Chart and figure data
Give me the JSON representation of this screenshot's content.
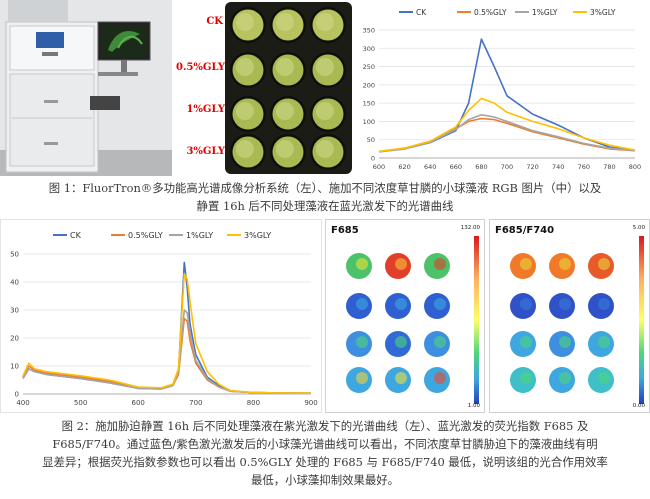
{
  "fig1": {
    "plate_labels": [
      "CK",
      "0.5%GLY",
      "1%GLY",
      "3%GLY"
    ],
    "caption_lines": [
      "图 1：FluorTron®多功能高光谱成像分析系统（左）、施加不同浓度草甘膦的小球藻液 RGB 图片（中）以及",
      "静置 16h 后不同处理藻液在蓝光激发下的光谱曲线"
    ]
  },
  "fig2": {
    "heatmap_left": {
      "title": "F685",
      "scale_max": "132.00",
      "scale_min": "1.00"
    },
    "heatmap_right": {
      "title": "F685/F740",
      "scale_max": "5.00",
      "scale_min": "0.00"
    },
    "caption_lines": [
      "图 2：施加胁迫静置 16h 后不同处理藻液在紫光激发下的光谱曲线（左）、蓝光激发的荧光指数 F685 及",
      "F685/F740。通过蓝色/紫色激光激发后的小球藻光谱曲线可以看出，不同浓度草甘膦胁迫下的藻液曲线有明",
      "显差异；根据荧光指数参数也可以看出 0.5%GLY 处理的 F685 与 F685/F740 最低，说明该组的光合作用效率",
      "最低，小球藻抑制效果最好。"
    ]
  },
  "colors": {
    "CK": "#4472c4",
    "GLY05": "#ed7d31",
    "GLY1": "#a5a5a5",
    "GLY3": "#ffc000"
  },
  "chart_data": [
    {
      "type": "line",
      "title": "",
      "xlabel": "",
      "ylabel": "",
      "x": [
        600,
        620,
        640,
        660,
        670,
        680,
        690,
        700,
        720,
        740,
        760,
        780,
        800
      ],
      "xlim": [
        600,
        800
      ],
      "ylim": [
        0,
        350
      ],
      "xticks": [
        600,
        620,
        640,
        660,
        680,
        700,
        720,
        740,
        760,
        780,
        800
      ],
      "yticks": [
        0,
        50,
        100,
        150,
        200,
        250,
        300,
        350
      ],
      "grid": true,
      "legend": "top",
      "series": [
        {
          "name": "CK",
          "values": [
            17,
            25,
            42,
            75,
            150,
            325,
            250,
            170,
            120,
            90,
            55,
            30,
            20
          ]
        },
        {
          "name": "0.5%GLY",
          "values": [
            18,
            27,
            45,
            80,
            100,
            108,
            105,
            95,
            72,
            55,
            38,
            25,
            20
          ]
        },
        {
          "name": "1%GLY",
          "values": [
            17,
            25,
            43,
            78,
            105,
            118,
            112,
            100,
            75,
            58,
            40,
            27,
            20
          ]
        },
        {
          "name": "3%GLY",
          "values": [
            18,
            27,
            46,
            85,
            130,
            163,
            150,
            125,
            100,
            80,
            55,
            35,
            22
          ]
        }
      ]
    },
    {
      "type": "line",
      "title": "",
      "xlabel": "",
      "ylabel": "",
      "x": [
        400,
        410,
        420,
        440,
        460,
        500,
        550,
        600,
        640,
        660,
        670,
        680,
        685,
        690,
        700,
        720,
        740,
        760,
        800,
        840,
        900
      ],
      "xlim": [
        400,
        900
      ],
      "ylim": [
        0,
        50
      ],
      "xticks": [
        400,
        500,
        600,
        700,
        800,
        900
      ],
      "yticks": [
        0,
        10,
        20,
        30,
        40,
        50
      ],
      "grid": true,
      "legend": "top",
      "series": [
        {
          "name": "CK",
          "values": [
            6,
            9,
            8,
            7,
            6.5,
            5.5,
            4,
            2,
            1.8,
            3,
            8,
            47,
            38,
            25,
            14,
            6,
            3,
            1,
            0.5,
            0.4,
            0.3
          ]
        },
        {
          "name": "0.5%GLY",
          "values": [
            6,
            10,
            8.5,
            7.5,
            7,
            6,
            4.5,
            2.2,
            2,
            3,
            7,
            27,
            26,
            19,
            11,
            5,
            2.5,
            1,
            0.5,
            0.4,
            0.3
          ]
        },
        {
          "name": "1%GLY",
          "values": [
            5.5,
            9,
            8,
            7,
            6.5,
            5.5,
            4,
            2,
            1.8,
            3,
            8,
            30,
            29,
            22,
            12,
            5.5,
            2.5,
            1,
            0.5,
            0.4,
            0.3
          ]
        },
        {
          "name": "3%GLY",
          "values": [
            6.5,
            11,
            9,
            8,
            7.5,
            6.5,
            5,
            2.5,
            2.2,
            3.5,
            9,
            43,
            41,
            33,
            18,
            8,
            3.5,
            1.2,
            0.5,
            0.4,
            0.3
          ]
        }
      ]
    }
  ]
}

## Task description
Transcribe each entry above exactly, apart from the pictures.

## Exercise response
Give me the JSON representation of this screenshot's content.
{
  "fig1": {
    "plate_labels": [
      "CK",
      "0.5%GLY",
      "1%GLY",
      "3%GLY"
    ],
    "caption_lines": [
      "图 1：FluorTron®多功能高光谱成像分析系统（左）、施加不同浓度草甘膦的小球藻液 RGB 图片（中）以及",
      "静置 16h 后不同处理藻液在蓝光激发下的光谱曲线"
    ]
  },
  "fig2": {
    "heatmap_left": {
      "title": "F685",
      "scale_max": "132.00",
      "scale_min": "1.00"
    },
    "heatmap_right": {
      "title": "F685/F740",
      "scale_max": "5.00",
      "scale_min": "0.00"
    },
    "caption_lines": [
      "图 2：施加胁迫静置 16h 后不同处理藻液在紫光激发下的光谱曲线（左）、蓝光激发的荧光指数 F685 及",
      "F685/F740。通过蓝色/紫色激光激发后的小球藻光谱曲线可以看出，不同浓度草甘膦胁迫下的藻液曲线有明",
      "显差异；根据荧光指数参数也可以看出 0.5%GLY 处理的 F685 与 F685/F740 最低，说明该组的光合作用效率",
      "最低，小球藻抑制效果最好。"
    ]
  },
  "colors": {
    "CK": "#4472c4",
    "GLY05": "#ed7d31",
    "GLY1": "#a5a5a5",
    "GLY3": "#ffc000"
  },
  "chart_data": [
    {
      "type": "line",
      "title": "",
      "xlabel": "",
      "ylabel": "",
      "x": [
        600,
        620,
        640,
        660,
        670,
        680,
        690,
        700,
        720,
        740,
        760,
        780,
        800
      ],
      "xlim": [
        600,
        800
      ],
      "ylim": [
        0,
        350
      ],
      "xticks": [
        600,
        620,
        640,
        660,
        680,
        700,
        720,
        740,
        760,
        780,
        800
      ],
      "yticks": [
        0,
        50,
        100,
        150,
        200,
        250,
        300,
        350
      ],
      "grid": true,
      "legend": "top",
      "series": [
        {
          "name": "CK",
          "values": [
            17,
            25,
            42,
            75,
            150,
            325,
            250,
            170,
            120,
            90,
            55,
            30,
            20
          ]
        },
        {
          "name": "0.5%GLY",
          "values": [
            18,
            27,
            45,
            80,
            100,
            108,
            105,
            95,
            72,
            55,
            38,
            25,
            20
          ]
        },
        {
          "name": "1%GLY",
          "values": [
            17,
            25,
            43,
            78,
            105,
            118,
            112,
            100,
            75,
            58,
            40,
            27,
            20
          ]
        },
        {
          "name": "3%GLY",
          "values": [
            18,
            27,
            46,
            85,
            130,
            163,
            150,
            125,
            100,
            80,
            55,
            35,
            22
          ]
        }
      ]
    },
    {
      "type": "line",
      "title": "",
      "xlabel": "",
      "ylabel": "",
      "x": [
        400,
        410,
        420,
        440,
        460,
        500,
        550,
        600,
        640,
        660,
        670,
        680,
        685,
        690,
        700,
        720,
        740,
        760,
        800,
        840,
        900
      ],
      "xlim": [
        400,
        900
      ],
      "ylim": [
        0,
        50
      ],
      "xticks": [
        400,
        500,
        600,
        700,
        800,
        900
      ],
      "yticks": [
        0,
        10,
        20,
        30,
        40,
        50
      ],
      "grid": true,
      "legend": "top",
      "series": [
        {
          "name": "CK",
          "values": [
            6,
            9,
            8,
            7,
            6.5,
            5.5,
            4,
            2,
            1.8,
            3,
            8,
            47,
            38,
            25,
            14,
            6,
            3,
            1,
            0.5,
            0.4,
            0.3
          ]
        },
        {
          "name": "0.5%GLY",
          "values": [
            6,
            10,
            8.5,
            7.5,
            7,
            6,
            4.5,
            2.2,
            2,
            3,
            7,
            27,
            26,
            19,
            11,
            5,
            2.5,
            1,
            0.5,
            0.4,
            0.3
          ]
        },
        {
          "name": "1%GLY",
          "values": [
            5.5,
            9,
            8,
            7,
            6.5,
            5.5,
            4,
            2,
            1.8,
            3,
            8,
            30,
            29,
            22,
            12,
            5.5,
            2.5,
            1,
            0.5,
            0.4,
            0.3
          ]
        },
        {
          "name": "3%GLY",
          "values": [
            6.5,
            11,
            9,
            8,
            7.5,
            6.5,
            5,
            2.5,
            2.2,
            3.5,
            9,
            43,
            41,
            33,
            18,
            8,
            3.5,
            1.2,
            0.5,
            0.4,
            0.3
          ]
        }
      ]
    }
  ]
}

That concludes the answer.